* _WRITTEN INSTRUCTION_:
Set out every line of the items below as a numbered list, omitting any blank lines.

* _PROVIDED MATERIAL_:

☆ ☆ ☆ ☆ ☆ ☆ ☆

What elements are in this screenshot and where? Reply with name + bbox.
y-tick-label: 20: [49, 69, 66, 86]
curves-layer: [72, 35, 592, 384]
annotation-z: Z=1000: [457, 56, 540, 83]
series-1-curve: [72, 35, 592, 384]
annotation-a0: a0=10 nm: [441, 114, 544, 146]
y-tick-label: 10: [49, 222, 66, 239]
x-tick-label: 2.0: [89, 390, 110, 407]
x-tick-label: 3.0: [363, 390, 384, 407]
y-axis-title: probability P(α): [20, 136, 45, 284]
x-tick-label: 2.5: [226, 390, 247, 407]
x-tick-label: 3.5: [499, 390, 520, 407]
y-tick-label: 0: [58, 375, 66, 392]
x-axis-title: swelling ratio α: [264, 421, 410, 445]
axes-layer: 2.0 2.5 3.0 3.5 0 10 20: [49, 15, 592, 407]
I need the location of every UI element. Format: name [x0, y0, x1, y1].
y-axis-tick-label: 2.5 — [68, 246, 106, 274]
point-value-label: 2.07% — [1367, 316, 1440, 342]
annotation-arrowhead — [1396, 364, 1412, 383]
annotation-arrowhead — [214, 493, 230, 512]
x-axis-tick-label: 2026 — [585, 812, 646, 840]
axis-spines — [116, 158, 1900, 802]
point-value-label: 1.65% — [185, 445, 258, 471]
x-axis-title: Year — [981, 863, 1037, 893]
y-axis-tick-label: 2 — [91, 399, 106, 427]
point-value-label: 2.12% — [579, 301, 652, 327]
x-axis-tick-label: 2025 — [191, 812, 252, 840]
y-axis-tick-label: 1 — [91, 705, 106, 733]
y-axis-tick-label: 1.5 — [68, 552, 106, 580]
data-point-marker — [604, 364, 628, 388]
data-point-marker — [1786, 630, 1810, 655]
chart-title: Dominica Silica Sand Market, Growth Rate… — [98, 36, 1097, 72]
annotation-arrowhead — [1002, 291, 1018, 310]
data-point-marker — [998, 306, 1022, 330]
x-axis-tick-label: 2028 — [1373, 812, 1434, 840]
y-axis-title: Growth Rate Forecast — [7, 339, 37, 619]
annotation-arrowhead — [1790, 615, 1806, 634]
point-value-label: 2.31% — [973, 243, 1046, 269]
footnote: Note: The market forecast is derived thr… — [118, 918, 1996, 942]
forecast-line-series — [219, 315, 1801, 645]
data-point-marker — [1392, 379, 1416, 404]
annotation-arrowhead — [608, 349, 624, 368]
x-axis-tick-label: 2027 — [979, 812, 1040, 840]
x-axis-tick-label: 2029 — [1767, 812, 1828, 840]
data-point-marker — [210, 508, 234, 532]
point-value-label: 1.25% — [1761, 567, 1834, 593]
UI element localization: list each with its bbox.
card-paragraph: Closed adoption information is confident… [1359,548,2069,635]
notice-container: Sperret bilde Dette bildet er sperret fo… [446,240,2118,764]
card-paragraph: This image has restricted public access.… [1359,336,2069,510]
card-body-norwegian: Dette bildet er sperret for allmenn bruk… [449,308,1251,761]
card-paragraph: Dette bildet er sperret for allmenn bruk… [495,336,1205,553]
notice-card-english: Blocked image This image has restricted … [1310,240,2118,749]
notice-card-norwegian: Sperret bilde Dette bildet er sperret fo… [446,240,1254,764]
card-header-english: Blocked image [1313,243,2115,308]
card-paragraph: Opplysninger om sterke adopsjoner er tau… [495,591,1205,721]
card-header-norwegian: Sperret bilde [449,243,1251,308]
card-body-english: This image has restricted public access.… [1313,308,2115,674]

☆ ☆ ☆ ☆ ☆ ☆ ☆

* _SOLUTION_:
1. What elements are in this screenshot and where? Reply with name + bbox.
2. y-tick-label: 20: [49, 69, 66, 86]
3. curves-layer: [72, 35, 592, 384]
4. annotation-z: Z=1000: [457, 56, 540, 83]
5. series-1-curve: [72, 35, 592, 384]
6. annotation-a0: a0=10 nm: [441, 114, 544, 146]
7. y-tick-label: 10: [49, 222, 66, 239]
8. x-tick-label: 2.0: [89, 390, 110, 407]
9. x-tick-label: 3.0: [363, 390, 384, 407]
10. y-axis-title: probability P(α): [20, 136, 45, 284]
11. x-tick-label: 2.5: [226, 390, 247, 407]
12. x-tick-label: 3.5: [499, 390, 520, 407]
13. y-tick-label: 0: [58, 375, 66, 392]
14. x-axis-title: swelling ratio α: [264, 421, 410, 445]
15. axes-layer: 2.0 2.5 3.0 3.5 0 10 20: [49, 15, 592, 407]
16. I need the location of every UI element. Format: name [x0, y0, x1, y1].
17. y-axis-tick-label: 2.5 — [68, 246, 106, 274]
18. point-value-label: 2.07% — [1367, 316, 1440, 342]
19. annotation-arrowhead — [1396, 364, 1412, 383]
20. annotation-arrowhead — [214, 493, 230, 512]
21. x-axis-tick-label: 2026 — [585, 812, 646, 840]
22. axis-spines — [116, 158, 1900, 802]
23. point-value-label: 1.65% — [185, 445, 258, 471]
24. x-axis-title: Year — [981, 863, 1037, 893]
25. y-axis-tick-label: 2 — [91, 399, 106, 427]
26. point-value-label: 2.12% — [579, 301, 652, 327]
27. x-axis-tick-label: 2025 — [191, 812, 252, 840]
28. y-axis-tick-label: 1 — [91, 705, 106, 733]
29. y-axis-tick-label: 1.5 — [68, 552, 106, 580]
30. data-point-marker — [604, 364, 628, 388]
31. data-point-marker — [1786, 630, 1810, 655]
32. chart-title: Dominica Silica Sand Market, Growth Rate… — [98, 36, 1097, 72]
33. annotation-arrowhead — [1002, 291, 1018, 310]
34. data-point-marker — [998, 306, 1022, 330]
35. x-axis-tick-label: 2028 — [1373, 812, 1434, 840]
36. y-axis-title: Growth Rate Forecast — [7, 339, 37, 619]
37. annotation-arrowhead — [1790, 615, 1806, 634]
38. point-value-label: 2.31% — [973, 243, 1046, 269]
39. footnote: Note: The market forecast is derived thr… — [118, 918, 1996, 942]
40. forecast-line-series — [219, 315, 1801, 645]
41. data-point-marker — [1392, 379, 1416, 404]
42. annotation-arrowhead — [608, 349, 624, 368]
43. x-axis-tick-label: 2027 — [979, 812, 1040, 840]
44. x-axis-tick-label: 2029 — [1767, 812, 1828, 840]
45. data-point-marker — [210, 508, 234, 532]
46. point-value-label: 1.25% — [1761, 567, 1834, 593]
47. UI element localization: list each with its bbox.
48. card-paragraph: Closed adoption information is confident… [1359,548,2069,635]
49. notice-container: Sperret bilde Dette bildet er sperret fo… [446,240,2118,764]
50. card-paragraph: This image has restricted public access.… [1359,336,2069,510]
51. card-body-norwegian: Dette bildet er sperret for allmenn bruk… [449,308,1251,761]
52. card-paragraph: Dette bildet er sperret for allmenn bruk… [495,336,1205,553]
53. notice-card-english: Blocked image This image has restricted … [1310,240,2118,749]
54. notice-card-norwegian: Sperret bilde Dette bildet er sperret fo… [446,240,1254,764]
55. card-header-english: Blocked image [1313,243,2115,308]
56. card-paragraph: Opplysninger om sterke adopsjoner er tau… [495,591,1205,721]
57. card-header-norwegian: Sperret bilde [449,243,1251,308]
58. card-body-english: This image has restricted public access.… [1313,308,2115,674]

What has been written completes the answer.